- _Aim_:
Search the listing below for the string "degradation" and show each line that contains it.

- _Stored rows_:
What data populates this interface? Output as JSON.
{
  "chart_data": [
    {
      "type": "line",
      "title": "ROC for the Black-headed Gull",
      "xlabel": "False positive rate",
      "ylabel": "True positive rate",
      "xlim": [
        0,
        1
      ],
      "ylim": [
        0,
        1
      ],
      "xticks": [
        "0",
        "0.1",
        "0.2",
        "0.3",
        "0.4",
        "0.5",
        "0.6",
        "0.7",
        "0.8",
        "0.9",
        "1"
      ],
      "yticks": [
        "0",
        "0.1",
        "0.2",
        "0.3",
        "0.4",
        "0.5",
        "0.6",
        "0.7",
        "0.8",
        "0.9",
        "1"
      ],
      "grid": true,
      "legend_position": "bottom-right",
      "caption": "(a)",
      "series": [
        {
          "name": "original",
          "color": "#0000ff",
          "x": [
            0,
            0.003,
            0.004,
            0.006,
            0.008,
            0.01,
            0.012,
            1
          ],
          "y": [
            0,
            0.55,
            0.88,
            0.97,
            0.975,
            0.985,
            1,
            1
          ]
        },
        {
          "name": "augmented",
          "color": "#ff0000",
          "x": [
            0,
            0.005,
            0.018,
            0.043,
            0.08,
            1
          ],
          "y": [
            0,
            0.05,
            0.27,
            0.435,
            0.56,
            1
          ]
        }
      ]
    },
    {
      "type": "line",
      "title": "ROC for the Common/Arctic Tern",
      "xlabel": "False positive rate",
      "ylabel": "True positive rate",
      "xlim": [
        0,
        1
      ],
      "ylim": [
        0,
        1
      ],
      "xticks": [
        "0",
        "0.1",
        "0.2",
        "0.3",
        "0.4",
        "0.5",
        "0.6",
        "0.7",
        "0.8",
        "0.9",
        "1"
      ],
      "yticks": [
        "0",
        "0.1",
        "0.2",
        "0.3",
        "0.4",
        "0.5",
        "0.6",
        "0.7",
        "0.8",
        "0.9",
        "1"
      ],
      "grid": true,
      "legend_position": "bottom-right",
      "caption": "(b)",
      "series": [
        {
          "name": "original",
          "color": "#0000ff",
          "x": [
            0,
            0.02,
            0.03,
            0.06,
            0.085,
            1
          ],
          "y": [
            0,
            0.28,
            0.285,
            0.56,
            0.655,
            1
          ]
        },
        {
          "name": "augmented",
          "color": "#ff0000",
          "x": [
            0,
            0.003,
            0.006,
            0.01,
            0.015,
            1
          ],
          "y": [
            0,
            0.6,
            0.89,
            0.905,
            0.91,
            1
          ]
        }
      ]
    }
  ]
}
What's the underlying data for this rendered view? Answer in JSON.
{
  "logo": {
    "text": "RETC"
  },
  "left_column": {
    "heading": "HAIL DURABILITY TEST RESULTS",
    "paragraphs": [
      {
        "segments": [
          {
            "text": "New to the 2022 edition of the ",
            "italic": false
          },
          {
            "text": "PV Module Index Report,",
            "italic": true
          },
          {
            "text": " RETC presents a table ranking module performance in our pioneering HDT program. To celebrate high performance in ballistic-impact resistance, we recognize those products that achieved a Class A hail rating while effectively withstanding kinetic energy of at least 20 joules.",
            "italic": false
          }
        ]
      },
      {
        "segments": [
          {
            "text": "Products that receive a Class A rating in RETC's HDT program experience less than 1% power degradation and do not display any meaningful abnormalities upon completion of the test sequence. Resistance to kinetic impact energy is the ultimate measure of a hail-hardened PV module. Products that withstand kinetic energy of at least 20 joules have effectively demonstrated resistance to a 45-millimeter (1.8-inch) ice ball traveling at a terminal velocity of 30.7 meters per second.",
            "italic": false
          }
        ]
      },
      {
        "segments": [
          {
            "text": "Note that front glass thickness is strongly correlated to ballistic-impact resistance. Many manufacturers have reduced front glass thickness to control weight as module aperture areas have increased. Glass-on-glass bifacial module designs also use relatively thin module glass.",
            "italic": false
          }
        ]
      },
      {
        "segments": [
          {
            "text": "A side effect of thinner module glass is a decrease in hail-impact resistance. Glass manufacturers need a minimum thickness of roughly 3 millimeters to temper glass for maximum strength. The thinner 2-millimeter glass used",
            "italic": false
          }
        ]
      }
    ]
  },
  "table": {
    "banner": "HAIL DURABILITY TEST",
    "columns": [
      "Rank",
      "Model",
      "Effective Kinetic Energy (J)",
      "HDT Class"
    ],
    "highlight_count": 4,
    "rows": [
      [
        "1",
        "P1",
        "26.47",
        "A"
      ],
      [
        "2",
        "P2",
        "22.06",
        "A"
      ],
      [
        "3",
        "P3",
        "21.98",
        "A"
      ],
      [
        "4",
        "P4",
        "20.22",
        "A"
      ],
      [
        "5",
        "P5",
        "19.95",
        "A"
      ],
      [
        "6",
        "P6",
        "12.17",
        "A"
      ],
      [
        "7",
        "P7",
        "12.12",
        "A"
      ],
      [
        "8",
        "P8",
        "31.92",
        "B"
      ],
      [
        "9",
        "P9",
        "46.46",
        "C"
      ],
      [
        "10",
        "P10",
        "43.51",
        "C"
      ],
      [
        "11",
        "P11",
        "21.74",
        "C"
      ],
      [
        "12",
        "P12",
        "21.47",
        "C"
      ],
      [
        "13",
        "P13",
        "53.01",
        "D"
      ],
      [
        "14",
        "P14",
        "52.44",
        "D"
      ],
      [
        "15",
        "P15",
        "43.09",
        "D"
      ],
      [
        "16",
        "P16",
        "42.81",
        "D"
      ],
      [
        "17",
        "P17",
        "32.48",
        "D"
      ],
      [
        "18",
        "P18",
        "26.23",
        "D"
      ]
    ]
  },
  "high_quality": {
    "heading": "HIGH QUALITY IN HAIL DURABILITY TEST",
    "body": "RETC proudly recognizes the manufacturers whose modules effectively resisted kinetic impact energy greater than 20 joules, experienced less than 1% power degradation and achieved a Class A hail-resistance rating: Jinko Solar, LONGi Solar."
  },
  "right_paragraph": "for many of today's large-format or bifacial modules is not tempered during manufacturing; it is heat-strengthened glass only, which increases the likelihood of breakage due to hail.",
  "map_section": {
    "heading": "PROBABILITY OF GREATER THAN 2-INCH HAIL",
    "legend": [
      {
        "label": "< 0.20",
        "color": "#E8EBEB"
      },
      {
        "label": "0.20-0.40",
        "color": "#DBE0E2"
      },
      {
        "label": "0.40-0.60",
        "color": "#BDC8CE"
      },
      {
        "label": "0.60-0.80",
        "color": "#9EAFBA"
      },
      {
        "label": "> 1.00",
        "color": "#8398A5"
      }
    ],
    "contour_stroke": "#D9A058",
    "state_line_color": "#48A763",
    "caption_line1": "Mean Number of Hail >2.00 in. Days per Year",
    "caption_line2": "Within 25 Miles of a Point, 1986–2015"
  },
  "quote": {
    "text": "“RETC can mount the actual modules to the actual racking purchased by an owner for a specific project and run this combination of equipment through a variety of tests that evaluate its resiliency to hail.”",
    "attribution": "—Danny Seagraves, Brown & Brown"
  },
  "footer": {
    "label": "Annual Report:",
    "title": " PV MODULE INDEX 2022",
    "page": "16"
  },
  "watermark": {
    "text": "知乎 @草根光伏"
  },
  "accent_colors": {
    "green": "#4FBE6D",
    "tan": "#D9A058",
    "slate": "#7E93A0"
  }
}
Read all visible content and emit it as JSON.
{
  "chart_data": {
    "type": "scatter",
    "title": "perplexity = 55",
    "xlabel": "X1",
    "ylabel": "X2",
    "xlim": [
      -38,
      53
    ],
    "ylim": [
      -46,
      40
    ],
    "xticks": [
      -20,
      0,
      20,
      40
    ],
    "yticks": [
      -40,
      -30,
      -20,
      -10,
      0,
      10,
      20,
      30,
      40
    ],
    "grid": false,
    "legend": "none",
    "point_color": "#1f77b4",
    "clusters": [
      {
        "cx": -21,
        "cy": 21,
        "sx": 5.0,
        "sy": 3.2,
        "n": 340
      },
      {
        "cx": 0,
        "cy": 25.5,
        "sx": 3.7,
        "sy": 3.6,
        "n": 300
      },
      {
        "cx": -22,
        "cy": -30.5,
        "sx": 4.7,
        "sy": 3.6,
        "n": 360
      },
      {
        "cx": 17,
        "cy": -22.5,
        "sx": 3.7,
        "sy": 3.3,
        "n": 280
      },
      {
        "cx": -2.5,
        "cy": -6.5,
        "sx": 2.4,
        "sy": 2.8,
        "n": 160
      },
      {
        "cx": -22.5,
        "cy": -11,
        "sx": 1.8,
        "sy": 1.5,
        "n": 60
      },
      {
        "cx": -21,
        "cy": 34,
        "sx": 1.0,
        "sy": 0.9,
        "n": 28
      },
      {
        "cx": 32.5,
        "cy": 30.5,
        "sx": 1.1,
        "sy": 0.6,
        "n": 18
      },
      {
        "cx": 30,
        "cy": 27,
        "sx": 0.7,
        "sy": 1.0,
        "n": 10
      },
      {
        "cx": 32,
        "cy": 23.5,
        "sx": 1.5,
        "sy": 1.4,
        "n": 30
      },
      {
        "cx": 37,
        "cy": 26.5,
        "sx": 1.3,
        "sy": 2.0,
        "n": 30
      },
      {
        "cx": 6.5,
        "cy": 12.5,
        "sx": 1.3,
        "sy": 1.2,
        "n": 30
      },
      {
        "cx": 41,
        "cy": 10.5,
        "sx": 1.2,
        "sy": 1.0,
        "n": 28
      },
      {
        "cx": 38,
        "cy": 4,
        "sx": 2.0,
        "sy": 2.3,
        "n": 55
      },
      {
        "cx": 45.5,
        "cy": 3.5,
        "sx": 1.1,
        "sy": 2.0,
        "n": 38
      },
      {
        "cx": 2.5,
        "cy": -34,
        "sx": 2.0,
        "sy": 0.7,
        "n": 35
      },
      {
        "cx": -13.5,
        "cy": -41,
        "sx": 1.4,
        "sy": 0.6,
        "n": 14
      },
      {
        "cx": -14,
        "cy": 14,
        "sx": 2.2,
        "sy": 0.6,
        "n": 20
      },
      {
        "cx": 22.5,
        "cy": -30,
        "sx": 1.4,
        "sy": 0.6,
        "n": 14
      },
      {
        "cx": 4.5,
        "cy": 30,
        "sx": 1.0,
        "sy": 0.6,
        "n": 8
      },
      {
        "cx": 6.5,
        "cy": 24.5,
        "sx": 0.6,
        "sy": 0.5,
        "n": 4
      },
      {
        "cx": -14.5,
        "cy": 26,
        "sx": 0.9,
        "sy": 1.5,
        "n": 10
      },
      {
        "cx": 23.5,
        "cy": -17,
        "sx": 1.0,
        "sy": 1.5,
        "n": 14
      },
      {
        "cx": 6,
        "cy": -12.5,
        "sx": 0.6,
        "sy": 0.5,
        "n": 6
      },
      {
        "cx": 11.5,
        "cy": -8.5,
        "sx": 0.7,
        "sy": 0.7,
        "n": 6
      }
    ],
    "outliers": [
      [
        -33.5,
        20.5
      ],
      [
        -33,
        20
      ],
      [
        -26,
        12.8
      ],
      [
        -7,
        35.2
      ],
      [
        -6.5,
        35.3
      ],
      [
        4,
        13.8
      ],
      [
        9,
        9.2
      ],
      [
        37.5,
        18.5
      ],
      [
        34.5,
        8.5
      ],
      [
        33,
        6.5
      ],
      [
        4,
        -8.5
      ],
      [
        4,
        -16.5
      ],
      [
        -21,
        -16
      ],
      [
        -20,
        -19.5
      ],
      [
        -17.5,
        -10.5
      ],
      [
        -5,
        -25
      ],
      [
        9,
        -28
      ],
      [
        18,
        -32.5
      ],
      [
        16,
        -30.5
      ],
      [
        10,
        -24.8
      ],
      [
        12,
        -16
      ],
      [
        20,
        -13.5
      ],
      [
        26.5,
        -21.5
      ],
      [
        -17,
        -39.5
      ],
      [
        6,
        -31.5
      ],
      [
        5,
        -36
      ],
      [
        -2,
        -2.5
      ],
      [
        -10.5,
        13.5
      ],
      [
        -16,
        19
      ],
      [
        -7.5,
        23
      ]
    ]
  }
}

- _Answer for this exercise_:
            "text": "Products that receive a Class A rating in RETC's HDT program experience less than 1% power degradation and do not display any meaningful abnormalities upon completion of the test sequence. Resistance to kinetic impact energy is the ultimate measure of a hail-hardened PV module. Products that withstand kinetic energy of at least 20 joules have effectively demonstrated resistance to a 45-millimeter (1.8-inch) ice ball traveling at a terminal velocity of 30.7 meters per second.",
    "body": "RETC proudly recognizes the manufacturers whose modules effectively resisted kinetic impact energy greater than 20 joules, experienced less than 1% power degradation and achieved a Class A hail-resistance rating: Jinko Solar, LONGi Solar."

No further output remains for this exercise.